• **Problem to solve**:
Set out every line bearing the string "observed".

:: Extracted records

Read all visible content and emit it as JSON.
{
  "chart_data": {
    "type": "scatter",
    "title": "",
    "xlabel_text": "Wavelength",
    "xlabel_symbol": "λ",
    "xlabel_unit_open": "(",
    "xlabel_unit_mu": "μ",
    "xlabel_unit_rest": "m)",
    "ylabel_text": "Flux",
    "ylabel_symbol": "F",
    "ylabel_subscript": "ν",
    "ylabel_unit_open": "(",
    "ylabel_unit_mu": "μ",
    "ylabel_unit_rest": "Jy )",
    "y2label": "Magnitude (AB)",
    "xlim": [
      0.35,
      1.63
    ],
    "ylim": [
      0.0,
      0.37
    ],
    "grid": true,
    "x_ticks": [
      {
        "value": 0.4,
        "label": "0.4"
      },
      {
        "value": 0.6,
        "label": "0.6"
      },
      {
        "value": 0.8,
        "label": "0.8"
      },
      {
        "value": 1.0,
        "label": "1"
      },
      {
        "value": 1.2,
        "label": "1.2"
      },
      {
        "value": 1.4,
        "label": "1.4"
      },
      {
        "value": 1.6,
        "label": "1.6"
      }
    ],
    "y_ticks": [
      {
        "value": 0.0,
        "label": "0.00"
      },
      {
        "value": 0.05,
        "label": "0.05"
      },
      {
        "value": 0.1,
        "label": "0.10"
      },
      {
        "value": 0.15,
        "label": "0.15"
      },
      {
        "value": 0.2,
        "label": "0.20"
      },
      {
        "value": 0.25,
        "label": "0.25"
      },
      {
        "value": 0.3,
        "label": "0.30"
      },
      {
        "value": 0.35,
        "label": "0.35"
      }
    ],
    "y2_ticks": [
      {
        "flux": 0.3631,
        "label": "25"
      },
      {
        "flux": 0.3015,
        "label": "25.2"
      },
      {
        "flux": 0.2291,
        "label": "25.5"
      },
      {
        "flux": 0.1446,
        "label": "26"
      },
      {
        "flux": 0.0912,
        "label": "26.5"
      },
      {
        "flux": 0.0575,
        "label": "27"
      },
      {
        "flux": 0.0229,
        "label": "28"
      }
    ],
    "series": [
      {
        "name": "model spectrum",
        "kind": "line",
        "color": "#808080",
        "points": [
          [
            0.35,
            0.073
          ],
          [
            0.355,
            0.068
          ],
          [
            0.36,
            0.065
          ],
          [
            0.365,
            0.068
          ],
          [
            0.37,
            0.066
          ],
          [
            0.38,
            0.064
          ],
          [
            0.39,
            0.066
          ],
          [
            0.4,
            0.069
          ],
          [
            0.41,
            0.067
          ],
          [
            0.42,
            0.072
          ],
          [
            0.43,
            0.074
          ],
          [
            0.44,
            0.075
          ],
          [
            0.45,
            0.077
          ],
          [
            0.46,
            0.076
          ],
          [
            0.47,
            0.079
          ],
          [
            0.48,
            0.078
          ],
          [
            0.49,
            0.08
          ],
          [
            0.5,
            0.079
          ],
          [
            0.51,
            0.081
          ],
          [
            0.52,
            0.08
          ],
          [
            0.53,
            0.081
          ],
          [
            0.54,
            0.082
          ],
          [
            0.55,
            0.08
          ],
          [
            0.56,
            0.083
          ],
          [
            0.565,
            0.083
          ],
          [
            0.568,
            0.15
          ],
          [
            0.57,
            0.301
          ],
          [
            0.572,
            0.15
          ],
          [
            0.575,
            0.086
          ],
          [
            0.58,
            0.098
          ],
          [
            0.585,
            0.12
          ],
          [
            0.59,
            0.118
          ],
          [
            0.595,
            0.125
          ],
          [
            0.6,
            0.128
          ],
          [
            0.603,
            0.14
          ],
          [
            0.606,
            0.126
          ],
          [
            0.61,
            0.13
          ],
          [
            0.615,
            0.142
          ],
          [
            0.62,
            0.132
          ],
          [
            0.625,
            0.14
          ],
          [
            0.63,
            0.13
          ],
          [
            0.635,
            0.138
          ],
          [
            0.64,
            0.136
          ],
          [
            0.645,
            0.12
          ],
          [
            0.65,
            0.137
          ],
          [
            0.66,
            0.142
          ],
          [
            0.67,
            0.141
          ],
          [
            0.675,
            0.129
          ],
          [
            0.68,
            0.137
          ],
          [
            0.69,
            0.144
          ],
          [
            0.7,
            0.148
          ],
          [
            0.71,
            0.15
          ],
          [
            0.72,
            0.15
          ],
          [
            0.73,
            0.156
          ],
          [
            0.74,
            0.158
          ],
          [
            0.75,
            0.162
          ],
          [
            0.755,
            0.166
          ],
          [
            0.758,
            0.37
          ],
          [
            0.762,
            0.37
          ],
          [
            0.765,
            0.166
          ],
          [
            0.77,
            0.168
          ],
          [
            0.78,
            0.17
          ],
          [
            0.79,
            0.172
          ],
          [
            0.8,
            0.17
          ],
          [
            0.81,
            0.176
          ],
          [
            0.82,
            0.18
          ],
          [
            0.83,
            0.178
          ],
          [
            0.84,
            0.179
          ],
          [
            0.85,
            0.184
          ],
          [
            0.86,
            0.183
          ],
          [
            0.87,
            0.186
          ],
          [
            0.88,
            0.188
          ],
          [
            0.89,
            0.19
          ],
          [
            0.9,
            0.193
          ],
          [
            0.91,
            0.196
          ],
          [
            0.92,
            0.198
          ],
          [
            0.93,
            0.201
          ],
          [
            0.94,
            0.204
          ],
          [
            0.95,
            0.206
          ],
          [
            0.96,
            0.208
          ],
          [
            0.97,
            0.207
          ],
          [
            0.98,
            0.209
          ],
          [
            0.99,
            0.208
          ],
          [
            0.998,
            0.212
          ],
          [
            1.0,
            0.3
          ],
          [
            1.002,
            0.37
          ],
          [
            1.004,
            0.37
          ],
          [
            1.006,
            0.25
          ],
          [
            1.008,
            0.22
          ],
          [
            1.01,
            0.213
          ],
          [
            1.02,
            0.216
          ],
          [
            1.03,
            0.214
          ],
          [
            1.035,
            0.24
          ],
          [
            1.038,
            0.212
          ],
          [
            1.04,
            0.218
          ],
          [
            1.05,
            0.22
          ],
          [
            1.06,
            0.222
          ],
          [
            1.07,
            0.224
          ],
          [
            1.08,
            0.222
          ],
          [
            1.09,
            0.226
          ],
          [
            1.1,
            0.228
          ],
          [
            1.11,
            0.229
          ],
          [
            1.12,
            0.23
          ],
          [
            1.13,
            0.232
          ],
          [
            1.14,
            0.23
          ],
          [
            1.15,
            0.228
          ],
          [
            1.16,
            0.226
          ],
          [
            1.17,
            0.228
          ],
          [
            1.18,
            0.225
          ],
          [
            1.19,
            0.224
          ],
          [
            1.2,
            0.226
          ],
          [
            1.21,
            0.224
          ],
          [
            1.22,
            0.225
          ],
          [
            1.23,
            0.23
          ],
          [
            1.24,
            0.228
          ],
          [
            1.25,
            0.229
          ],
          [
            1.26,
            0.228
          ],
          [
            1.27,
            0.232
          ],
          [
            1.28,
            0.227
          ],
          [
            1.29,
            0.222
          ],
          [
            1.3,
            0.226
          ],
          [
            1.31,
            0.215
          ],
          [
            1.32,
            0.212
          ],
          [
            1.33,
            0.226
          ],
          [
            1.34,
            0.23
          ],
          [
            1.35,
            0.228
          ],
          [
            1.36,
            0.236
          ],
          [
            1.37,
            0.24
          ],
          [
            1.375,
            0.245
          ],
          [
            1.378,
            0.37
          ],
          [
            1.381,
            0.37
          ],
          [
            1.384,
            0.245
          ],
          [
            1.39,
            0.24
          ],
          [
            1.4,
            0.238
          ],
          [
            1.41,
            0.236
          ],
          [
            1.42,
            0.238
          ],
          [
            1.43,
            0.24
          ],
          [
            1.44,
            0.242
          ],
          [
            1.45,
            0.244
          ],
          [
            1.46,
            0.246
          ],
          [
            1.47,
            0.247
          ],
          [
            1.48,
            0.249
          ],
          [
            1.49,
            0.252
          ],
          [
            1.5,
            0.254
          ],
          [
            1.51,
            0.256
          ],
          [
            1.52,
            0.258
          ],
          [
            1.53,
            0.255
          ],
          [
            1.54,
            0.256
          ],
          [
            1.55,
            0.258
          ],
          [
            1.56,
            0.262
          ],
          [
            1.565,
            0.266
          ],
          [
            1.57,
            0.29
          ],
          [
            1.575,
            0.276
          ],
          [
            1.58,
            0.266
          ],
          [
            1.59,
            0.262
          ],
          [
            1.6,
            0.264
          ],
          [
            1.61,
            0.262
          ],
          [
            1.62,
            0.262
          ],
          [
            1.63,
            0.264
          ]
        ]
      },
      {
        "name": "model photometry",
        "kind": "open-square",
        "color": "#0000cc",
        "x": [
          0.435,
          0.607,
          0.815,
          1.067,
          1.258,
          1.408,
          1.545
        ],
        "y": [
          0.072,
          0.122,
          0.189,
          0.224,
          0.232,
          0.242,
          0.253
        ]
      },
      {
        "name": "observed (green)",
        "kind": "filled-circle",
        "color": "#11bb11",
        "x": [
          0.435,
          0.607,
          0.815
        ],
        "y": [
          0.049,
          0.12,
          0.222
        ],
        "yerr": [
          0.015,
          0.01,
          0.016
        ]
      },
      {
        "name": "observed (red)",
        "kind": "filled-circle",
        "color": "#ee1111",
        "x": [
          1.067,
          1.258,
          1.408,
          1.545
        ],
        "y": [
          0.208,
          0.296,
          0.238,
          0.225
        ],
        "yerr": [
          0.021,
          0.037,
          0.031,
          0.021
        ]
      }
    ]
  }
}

::::

• **Reply**:
        "name": "observed (green)",
        "name": "observed (red)",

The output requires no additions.